### PROBLEM DETAILS:
Take every line from the listing below that includes "Approach" and copy it.

### MATERIAL SHOWN:

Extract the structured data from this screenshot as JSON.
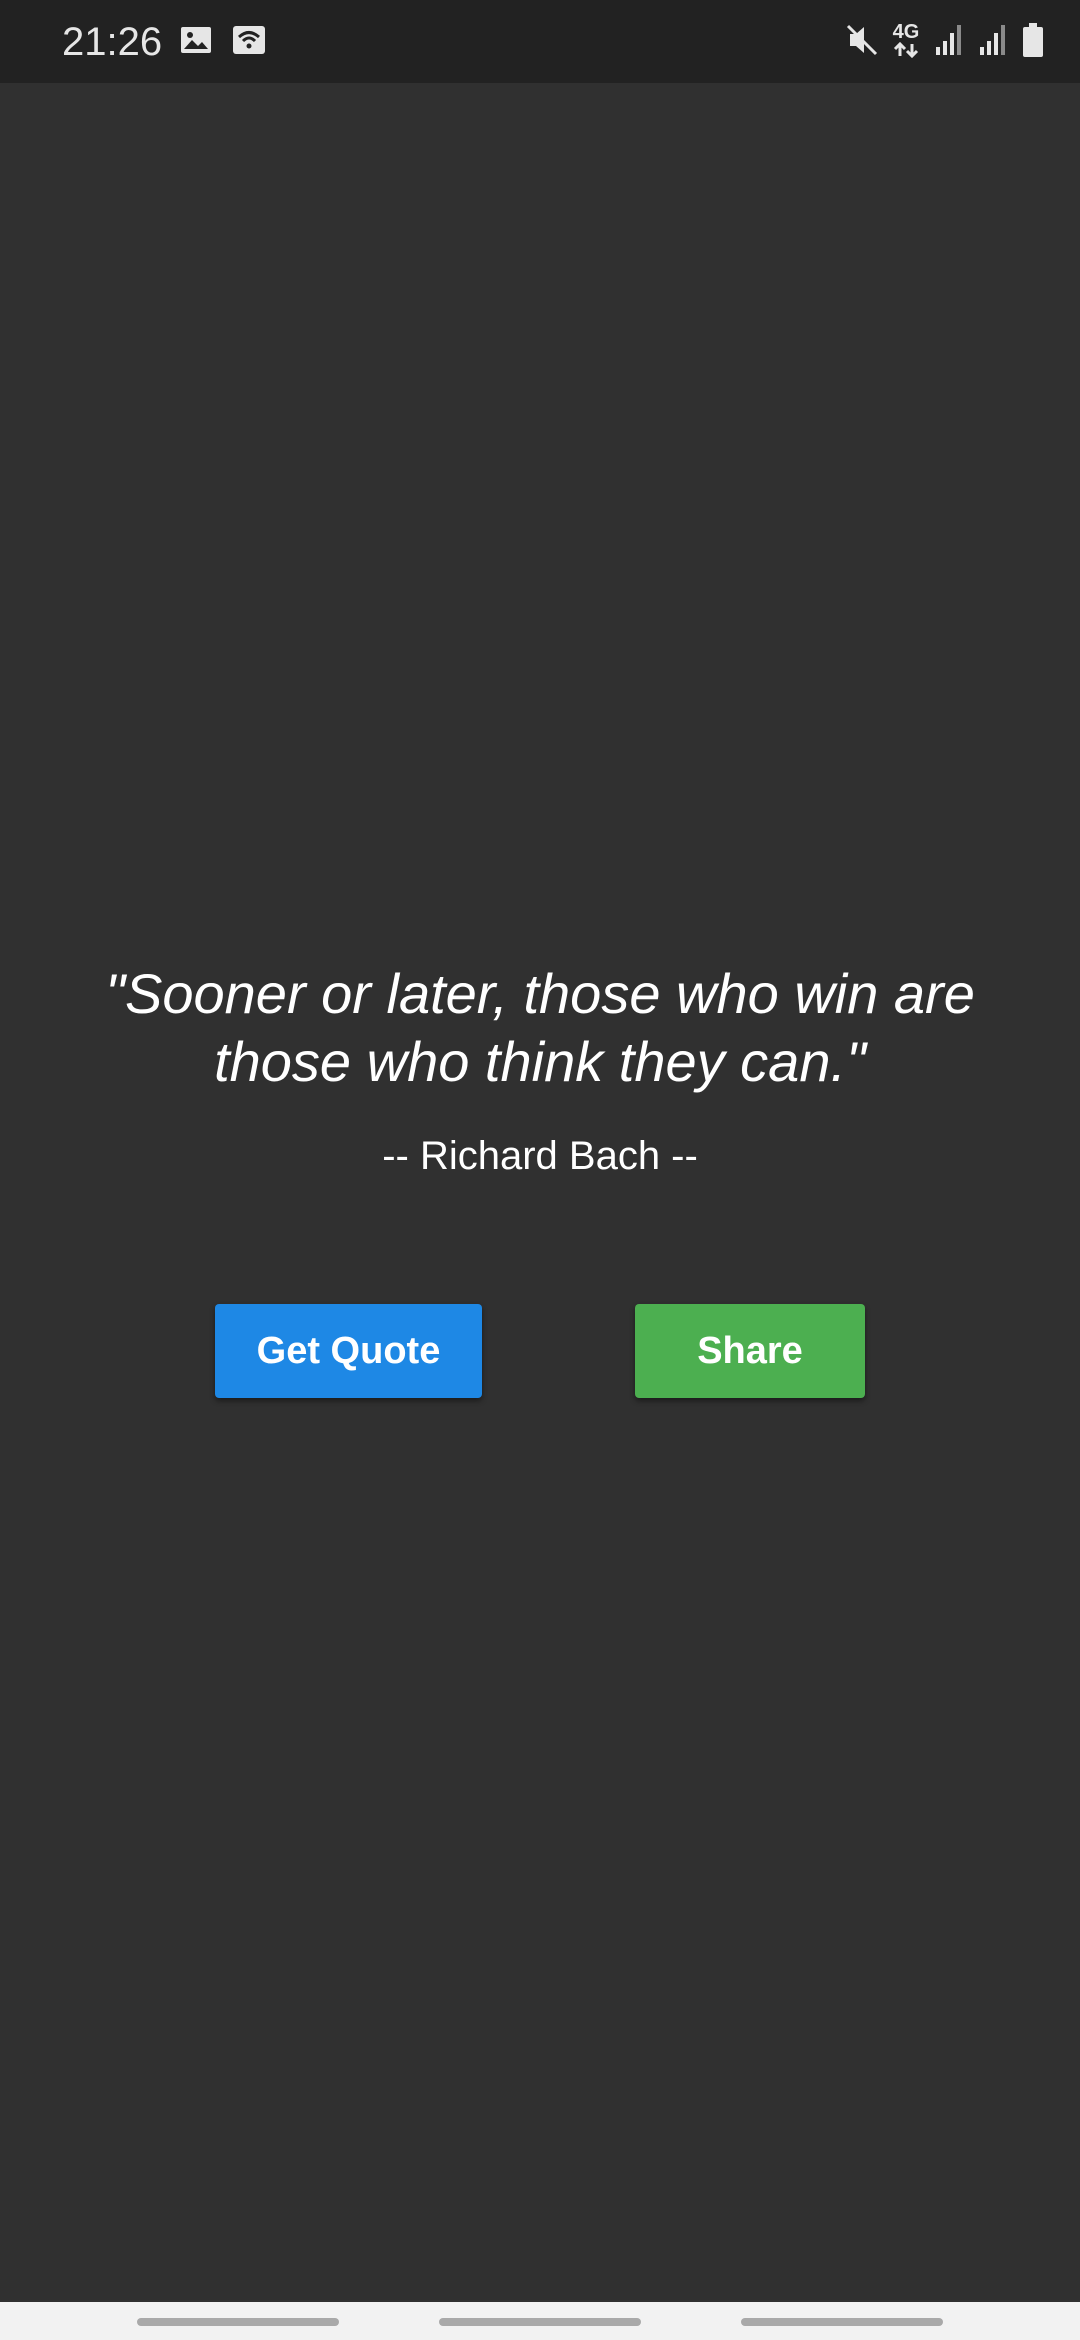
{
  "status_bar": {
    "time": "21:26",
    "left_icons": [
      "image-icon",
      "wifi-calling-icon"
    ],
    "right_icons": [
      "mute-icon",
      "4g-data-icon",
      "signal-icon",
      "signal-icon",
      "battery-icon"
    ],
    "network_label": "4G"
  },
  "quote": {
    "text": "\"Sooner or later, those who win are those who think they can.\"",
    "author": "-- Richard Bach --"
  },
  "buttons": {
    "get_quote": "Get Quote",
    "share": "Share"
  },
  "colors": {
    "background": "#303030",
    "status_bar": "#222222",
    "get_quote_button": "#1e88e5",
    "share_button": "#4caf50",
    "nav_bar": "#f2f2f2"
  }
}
==
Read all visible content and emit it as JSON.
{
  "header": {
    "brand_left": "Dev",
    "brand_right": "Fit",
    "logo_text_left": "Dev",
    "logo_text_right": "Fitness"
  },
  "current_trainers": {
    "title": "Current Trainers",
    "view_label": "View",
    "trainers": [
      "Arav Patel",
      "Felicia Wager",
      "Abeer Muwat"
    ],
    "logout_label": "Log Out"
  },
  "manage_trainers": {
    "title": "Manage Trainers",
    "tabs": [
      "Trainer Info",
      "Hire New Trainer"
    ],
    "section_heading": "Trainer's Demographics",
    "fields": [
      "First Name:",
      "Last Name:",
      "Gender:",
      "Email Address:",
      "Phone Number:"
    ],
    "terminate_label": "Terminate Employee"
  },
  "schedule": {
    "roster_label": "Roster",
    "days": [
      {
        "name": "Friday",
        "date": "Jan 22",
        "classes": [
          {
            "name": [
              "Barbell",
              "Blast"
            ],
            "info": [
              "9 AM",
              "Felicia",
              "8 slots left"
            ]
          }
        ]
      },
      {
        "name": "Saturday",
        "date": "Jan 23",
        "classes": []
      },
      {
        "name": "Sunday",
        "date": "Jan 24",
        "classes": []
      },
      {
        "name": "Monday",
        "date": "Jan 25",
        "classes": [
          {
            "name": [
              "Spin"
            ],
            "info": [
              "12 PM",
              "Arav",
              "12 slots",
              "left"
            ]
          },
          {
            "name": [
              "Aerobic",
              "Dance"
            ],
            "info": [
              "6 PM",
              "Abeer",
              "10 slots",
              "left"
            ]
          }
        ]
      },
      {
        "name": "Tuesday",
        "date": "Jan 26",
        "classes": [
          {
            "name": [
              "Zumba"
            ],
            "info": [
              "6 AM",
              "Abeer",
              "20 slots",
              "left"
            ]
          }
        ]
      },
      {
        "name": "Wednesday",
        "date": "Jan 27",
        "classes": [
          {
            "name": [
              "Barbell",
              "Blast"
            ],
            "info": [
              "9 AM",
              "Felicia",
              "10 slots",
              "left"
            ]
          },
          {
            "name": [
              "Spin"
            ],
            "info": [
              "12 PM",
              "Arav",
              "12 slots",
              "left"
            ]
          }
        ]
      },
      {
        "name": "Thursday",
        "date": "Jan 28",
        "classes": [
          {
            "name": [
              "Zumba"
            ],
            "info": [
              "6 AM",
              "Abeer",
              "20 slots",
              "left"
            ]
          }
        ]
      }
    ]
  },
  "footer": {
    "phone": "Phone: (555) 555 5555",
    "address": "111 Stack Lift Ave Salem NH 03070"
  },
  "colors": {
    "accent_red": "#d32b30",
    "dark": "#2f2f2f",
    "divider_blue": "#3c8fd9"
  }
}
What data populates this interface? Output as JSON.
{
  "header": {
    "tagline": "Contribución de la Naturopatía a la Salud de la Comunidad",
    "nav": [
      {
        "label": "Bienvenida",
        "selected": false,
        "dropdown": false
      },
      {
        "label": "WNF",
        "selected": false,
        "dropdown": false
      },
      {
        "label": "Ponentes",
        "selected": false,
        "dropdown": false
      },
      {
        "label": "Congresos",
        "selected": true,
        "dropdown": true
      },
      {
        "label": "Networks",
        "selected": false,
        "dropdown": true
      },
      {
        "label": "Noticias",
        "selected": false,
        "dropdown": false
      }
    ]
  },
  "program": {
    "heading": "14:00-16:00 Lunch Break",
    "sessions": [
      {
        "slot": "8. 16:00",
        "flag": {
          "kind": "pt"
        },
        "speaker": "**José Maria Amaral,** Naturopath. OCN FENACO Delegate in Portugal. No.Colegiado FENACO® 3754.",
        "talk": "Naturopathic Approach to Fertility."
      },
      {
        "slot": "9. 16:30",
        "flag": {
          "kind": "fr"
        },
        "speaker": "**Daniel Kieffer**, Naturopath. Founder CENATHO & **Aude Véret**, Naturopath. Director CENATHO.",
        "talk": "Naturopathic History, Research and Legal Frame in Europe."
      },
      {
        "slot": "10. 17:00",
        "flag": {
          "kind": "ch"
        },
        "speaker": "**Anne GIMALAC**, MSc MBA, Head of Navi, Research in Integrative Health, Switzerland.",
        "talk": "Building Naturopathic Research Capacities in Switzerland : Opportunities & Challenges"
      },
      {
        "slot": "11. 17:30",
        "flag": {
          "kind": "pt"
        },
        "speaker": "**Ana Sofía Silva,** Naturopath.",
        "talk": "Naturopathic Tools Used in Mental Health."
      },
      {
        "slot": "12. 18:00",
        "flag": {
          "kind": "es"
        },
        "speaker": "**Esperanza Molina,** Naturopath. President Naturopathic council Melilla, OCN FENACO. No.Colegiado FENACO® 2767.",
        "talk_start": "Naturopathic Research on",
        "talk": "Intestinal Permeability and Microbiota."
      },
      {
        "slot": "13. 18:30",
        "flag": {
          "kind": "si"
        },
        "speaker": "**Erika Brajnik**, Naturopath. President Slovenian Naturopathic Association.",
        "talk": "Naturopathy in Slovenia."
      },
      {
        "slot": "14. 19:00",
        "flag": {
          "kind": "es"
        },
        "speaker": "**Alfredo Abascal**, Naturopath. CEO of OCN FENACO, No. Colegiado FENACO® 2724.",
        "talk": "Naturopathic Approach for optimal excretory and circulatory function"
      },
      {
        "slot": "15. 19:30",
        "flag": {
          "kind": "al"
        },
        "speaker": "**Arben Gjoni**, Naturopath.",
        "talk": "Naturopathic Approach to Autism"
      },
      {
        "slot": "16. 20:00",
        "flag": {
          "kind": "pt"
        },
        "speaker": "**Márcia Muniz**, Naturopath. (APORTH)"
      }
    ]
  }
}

### TASK RESPONSE:
        "talk": "Naturopathic Approach to Fertility."
        "talk": "Naturopathic Approach for optimal excretory and circulatory function"
        "talk": "Naturopathic Approach to Autism"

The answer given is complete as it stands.